Goal: Tally the lines with the word "structured" and report the number alone.

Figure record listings
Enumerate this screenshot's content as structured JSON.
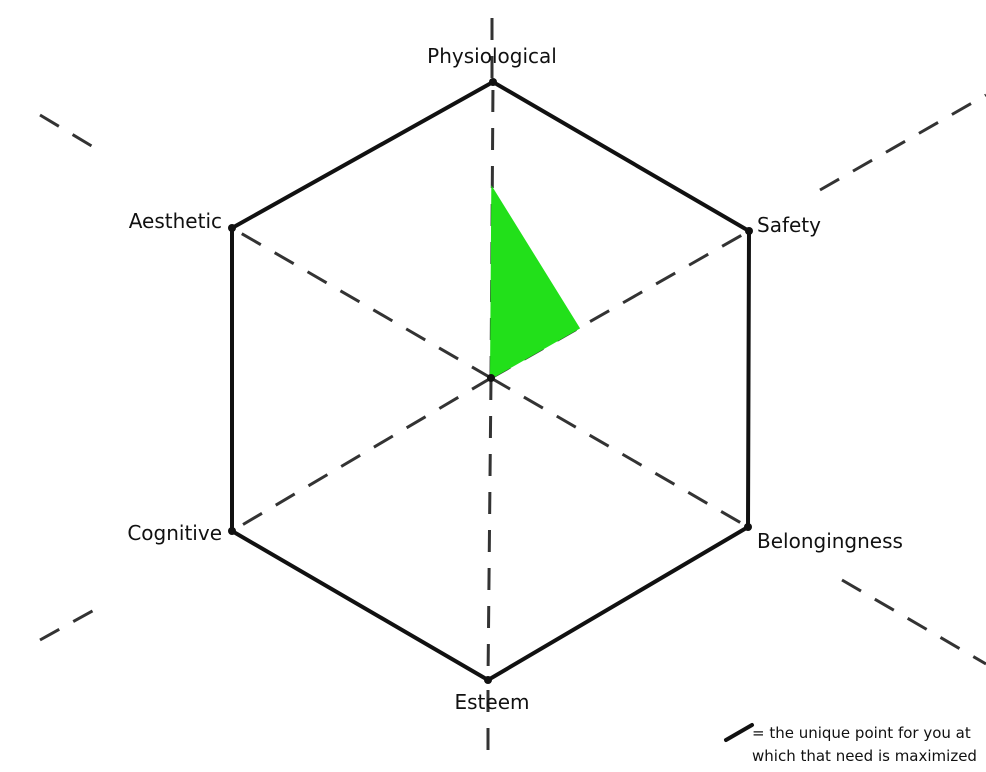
{
  "diagram": {
    "axes": [
      {
        "id": "physiological",
        "label": "Physiological"
      },
      {
        "id": "safety",
        "label": "Safety"
      },
      {
        "id": "belongingness",
        "label": "Belongingness"
      },
      {
        "id": "esteem",
        "label": "Esteem"
      },
      {
        "id": "cognitive",
        "label": "Cognitive"
      },
      {
        "id": "aesthetic",
        "label": "Aesthetic"
      }
    ],
    "highlight": {
      "color": "#22e01a",
      "values": {
        "physiological": 0.64,
        "safety": 0.34
      }
    },
    "legend": {
      "line1": "= the unique point for you at",
      "line2": "which that need is maximized"
    },
    "colors": {
      "outline": "#111111",
      "dash": "#333333"
    }
  }
}
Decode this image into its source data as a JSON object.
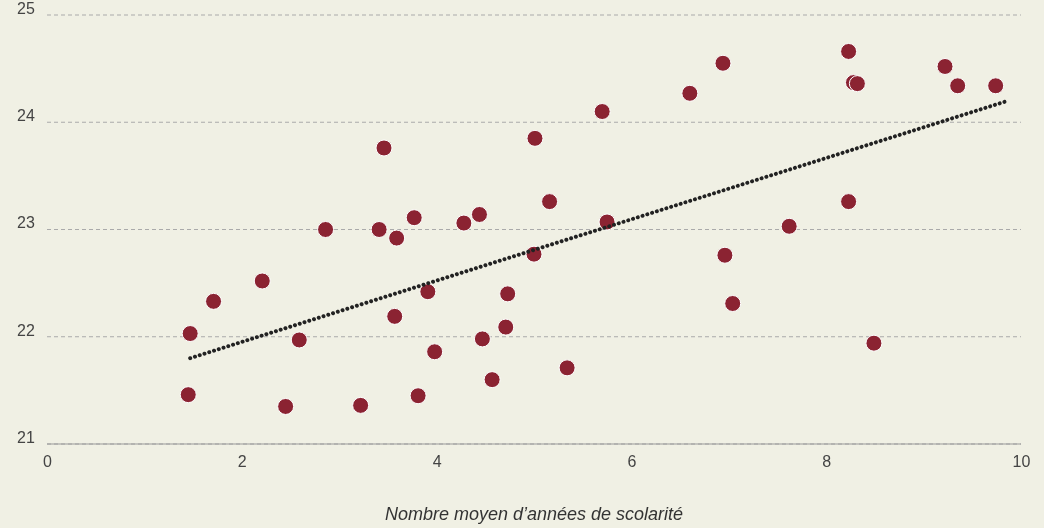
{
  "chart_data": {
    "type": "scatter",
    "xlabel": "Nombre moyen d’années de scolarité",
    "xlim": [
      0,
      10
    ],
    "xticks": [
      0,
      2,
      4,
      6,
      8,
      10
    ],
    "ylim": [
      21,
      25
    ],
    "yticks": [
      21,
      22,
      23,
      24,
      25
    ],
    "grid": "y",
    "marker": "circle",
    "series": [
      {
        "color": "#8b2332",
        "x": [
          1.45,
          1.47,
          1.71,
          2.21,
          2.59,
          2.45,
          2.86,
          3.22,
          3.41,
          3.46,
          3.59,
          3.57,
          3.77,
          3.81,
          3.91,
          3.98,
          4.28,
          4.44,
          4.47,
          4.57,
          4.73,
          4.71,
          5.0,
          5.01,
          5.16,
          5.34,
          5.7,
          5.75,
          6.6,
          6.94,
          6.96,
          7.04,
          7.62,
          8.23,
          8.23,
          8.28,
          8.32,
          8.49,
          9.22,
          9.35,
          9.74
        ],
        "values": [
          21.46,
          22.03,
          22.33,
          22.52,
          21.97,
          21.35,
          23.0,
          21.36,
          23.0,
          23.76,
          22.92,
          22.19,
          23.11,
          21.45,
          22.42,
          21.86,
          23.06,
          23.14,
          21.98,
          21.6,
          22.4,
          22.09,
          22.77,
          23.85,
          23.26,
          21.71,
          24.1,
          23.07,
          24.27,
          24.55,
          22.76,
          22.31,
          23.03,
          24.66,
          23.26,
          24.37,
          24.36,
          21.94,
          24.52,
          24.34,
          24.34
        ]
      },
      {
        "type": "line",
        "color": "#222222",
        "line_style": "dotted",
        "marker": "none",
        "x": [
          1.47,
          9.83
        ],
        "values": [
          21.8,
          24.19
        ]
      }
    ]
  }
}
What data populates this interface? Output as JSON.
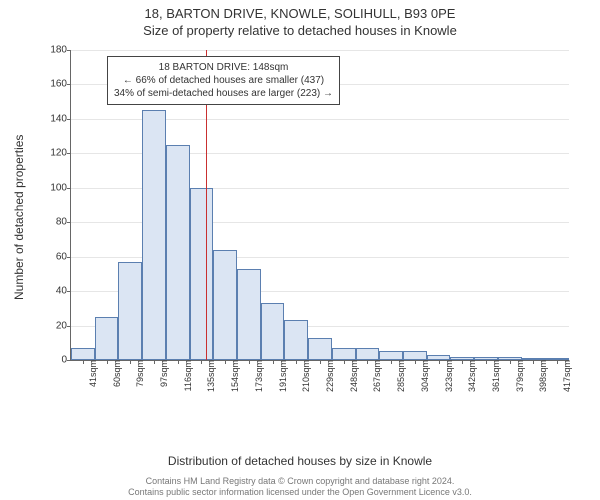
{
  "title": "18, BARTON DRIVE, KNOWLE, SOLIHULL, B93 0PE",
  "subtitle": "Size of property relative to detached houses in Knowle",
  "yaxis_label": "Number of detached properties",
  "xaxis_label": "Distribution of detached houses by size in Knowle",
  "footer_line1": "Contains HM Land Registry data © Crown copyright and database right 2024.",
  "footer_line2": "Contains public sector information licensed under the Open Government Licence v3.0.",
  "chart": {
    "type": "histogram",
    "ylim": [
      0,
      180
    ],
    "ytick_step": 20,
    "bar_fill": "#dbe5f3",
    "bar_stroke": "#5b7fb0",
    "grid_color": "#e6e6e6",
    "axis_color": "#666666",
    "background_color": "#ffffff",
    "marker_color": "#c93030",
    "marker_x_value": 148,
    "x_start": 41,
    "x_step": 18.8,
    "x_tick_labels": [
      "41sqm",
      "60sqm",
      "79sqm",
      "97sqm",
      "116sqm",
      "135sqm",
      "154sqm",
      "173sqm",
      "191sqm",
      "210sqm",
      "229sqm",
      "248sqm",
      "267sqm",
      "285sqm",
      "304sqm",
      "323sqm",
      "342sqm",
      "361sqm",
      "379sqm",
      "398sqm",
      "417sqm"
    ],
    "values": [
      7,
      25,
      57,
      145,
      125,
      100,
      64,
      53,
      33,
      23,
      13,
      7,
      7,
      5,
      5,
      3,
      2,
      2,
      2,
      1,
      1
    ],
    "label_fontsize": 12,
    "tick_fontsize": 10
  },
  "callout": {
    "line1": "18 BARTON DRIVE: 148sqm",
    "line2": "← 66% of detached houses are smaller (437)",
    "line3": "34% of semi-detached houses are larger (223) →"
  }
}
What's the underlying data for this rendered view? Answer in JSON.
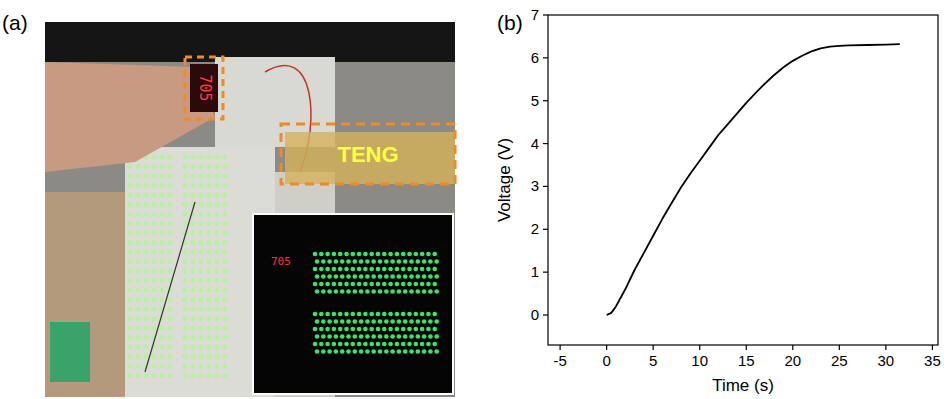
{
  "chart_data": {
    "type": "line",
    "x_label": "Time (s)",
    "y_label": "Voltage (V)",
    "x": [
      0,
      0.5,
      1,
      2,
      3,
      4,
      5,
      6,
      7,
      8,
      9,
      10,
      11,
      12,
      13,
      14,
      15,
      16,
      17,
      18,
      19,
      20,
      21,
      22,
      23,
      24,
      25,
      26,
      28,
      30,
      31.5
    ],
    "values": [
      0,
      0.05,
      0.2,
      0.6,
      1.05,
      1.45,
      1.85,
      2.25,
      2.62,
      2.98,
      3.3,
      3.6,
      3.9,
      4.2,
      4.45,
      4.7,
      4.95,
      5.18,
      5.4,
      5.6,
      5.78,
      5.93,
      6.05,
      6.15,
      6.22,
      6.26,
      6.28,
      6.29,
      6.3,
      6.31,
      6.32
    ],
    "color": "#000000",
    "xlim": [
      -6.3,
      35.6
    ],
    "xticks": [
      -5,
      0,
      5,
      10,
      15,
      20,
      25,
      30,
      35
    ],
    "ylim": [
      -0.7,
      7
    ],
    "yticks": [
      0,
      1,
      2,
      3,
      4,
      5,
      6,
      7
    ],
    "grid": false
  },
  "figure": {
    "panel_labels": [
      "(a)",
      "(b)"
    ]
  },
  "photo": {
    "label": "TENG",
    "displays": [
      "705",
      "705"
    ]
  }
}
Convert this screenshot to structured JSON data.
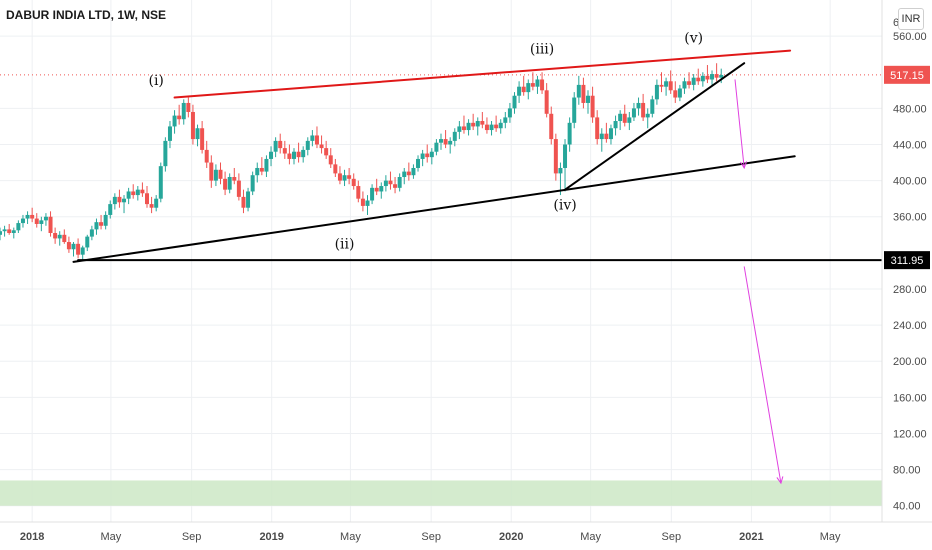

Solution for this problem: 2